(Items listed in a dataset)
══════════

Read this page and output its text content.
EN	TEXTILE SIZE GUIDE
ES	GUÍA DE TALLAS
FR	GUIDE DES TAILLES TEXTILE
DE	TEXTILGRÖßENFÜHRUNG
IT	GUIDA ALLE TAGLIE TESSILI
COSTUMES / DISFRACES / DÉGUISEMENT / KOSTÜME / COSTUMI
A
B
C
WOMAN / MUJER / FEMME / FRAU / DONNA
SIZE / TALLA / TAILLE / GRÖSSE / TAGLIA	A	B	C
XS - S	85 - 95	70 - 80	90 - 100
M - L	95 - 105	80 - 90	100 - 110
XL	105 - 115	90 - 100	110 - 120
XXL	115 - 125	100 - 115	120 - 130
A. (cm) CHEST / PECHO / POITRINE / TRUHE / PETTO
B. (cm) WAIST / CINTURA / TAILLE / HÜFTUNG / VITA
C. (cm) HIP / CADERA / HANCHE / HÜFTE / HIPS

══════════

EXERCISE INSTRUCTIONS — All of the data needs to be reproduced exactly, with no line missing.

TASK ANSWER —
Read this page and output its text content.
EN	TEXTILE SIZE GUIDE
ES	GUÍA DE TALLAS
FR	GUIDE DES TAILLES TEXTILE
DE	TEXTILGRÖßENFÜHRUNG
IT	GUIDA ALLE TAGLIE TESSILI
COSTUMES / DISFRACES / DÉGUISEMENT / KOSTÜME / COSTUMI
A
B
C
WOMAN / MUJER / FEMME / FRAU / DONNA
SIZE / TALLA / TAILLE / GRÖSSE / TAGLIA	A	B	C
XS - S	85 - 95	70 - 80	90 - 100
M - L	95 - 105	80 - 90	100 - 110
XL	105 - 115	90 - 100	110 - 120
XXL	115 - 125	100 - 115	120 - 130
A. (cm) CHEST / PECHO / POITRINE / TRUHE / PETTO
B. (cm) WAIST / CINTURA / TAILLE / HÜFTUNG / VITA
C. (cm) HIP / CADERA / HANCHE / HÜFTE / HIPS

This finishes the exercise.